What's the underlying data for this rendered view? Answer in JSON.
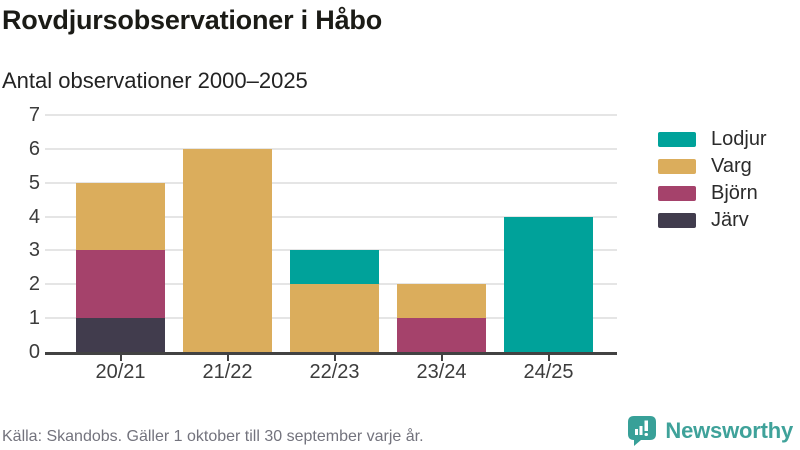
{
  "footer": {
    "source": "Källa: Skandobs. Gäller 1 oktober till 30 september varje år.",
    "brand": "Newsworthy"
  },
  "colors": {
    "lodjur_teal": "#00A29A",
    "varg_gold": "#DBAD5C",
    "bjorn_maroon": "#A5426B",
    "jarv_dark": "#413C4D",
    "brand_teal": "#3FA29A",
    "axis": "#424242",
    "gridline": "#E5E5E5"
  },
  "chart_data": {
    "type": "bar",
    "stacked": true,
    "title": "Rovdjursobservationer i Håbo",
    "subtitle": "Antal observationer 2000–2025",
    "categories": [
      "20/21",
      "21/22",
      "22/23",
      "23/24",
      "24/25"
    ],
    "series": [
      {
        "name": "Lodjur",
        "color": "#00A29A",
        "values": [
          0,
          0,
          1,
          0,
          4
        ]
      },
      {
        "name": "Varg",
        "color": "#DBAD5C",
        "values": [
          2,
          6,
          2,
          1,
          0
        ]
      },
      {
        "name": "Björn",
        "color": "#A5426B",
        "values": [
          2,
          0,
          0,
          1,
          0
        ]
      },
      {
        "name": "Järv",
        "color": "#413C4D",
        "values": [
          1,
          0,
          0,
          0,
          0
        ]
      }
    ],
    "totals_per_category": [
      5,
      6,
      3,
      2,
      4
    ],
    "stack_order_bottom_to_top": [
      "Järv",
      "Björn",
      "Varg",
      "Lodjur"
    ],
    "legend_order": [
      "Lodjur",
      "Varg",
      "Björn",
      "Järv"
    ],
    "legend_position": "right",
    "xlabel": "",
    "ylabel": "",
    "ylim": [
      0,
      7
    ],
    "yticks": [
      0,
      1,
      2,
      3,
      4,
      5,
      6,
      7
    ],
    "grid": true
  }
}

------------------------

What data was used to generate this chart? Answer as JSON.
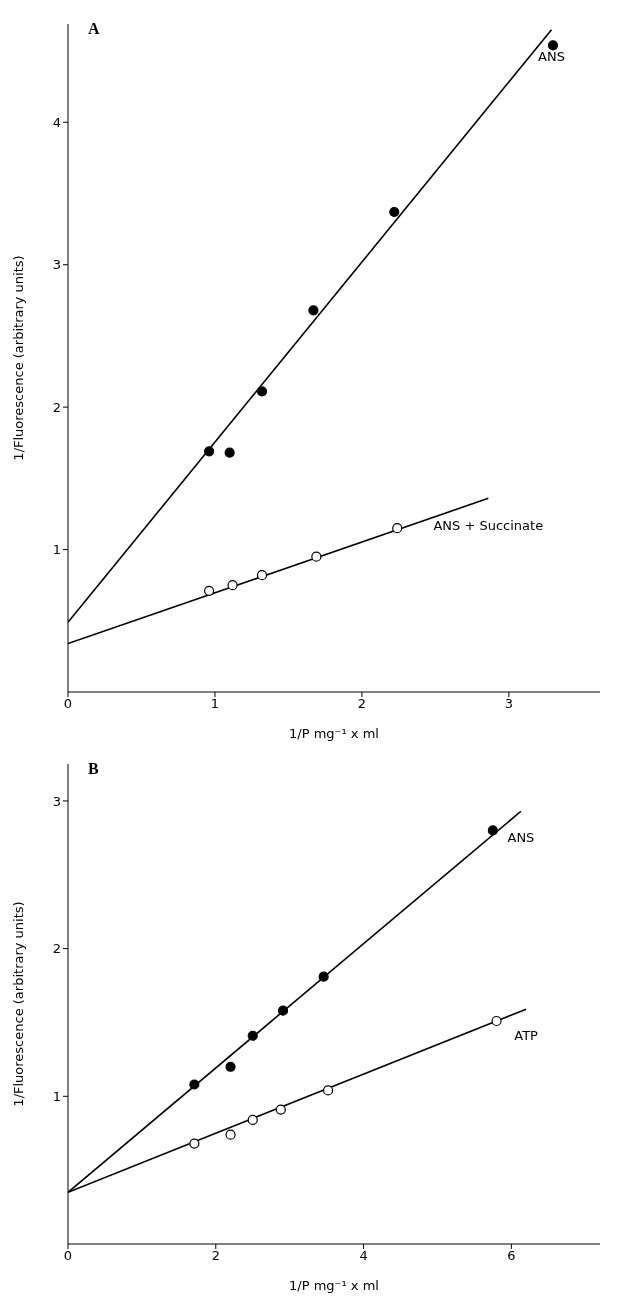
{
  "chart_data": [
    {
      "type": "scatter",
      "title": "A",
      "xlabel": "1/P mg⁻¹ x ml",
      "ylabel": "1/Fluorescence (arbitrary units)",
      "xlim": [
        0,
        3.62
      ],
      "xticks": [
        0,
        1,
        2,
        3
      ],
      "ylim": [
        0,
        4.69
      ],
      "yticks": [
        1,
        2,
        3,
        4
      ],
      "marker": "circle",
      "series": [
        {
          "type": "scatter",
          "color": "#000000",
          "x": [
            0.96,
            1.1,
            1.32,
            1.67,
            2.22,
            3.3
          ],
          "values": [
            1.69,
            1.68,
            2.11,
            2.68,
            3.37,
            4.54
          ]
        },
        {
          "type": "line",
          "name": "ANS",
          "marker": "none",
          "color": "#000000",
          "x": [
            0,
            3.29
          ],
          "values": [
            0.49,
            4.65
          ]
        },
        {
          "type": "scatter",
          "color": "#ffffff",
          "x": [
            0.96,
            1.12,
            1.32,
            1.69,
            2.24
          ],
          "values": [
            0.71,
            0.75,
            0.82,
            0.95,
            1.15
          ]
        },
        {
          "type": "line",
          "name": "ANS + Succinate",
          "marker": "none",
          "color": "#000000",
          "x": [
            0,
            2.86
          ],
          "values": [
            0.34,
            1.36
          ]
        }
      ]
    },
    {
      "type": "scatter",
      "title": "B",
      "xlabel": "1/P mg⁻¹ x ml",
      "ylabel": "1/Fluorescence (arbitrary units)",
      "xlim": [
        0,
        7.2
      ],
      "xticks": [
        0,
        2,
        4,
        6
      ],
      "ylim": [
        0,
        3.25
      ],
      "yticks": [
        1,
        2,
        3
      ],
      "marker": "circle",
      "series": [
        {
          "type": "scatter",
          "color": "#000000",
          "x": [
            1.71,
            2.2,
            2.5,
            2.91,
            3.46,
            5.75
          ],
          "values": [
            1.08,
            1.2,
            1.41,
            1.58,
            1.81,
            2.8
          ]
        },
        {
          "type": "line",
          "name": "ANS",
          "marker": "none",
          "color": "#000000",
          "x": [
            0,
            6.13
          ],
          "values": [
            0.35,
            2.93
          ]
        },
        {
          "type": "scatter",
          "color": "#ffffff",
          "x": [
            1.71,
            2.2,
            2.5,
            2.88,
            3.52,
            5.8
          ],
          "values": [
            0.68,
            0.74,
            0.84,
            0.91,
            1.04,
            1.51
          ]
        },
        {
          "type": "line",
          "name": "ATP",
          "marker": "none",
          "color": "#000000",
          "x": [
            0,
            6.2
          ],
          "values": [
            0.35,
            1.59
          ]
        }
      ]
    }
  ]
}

------------------------

- **Aim of the exercise**
Copy every line in the listing above where the string "JSON" turns up.

- **Final result**
What's the underlying data for this rendered view? Answer in JSON.
What data was used to generate this chart? Answer as JSON.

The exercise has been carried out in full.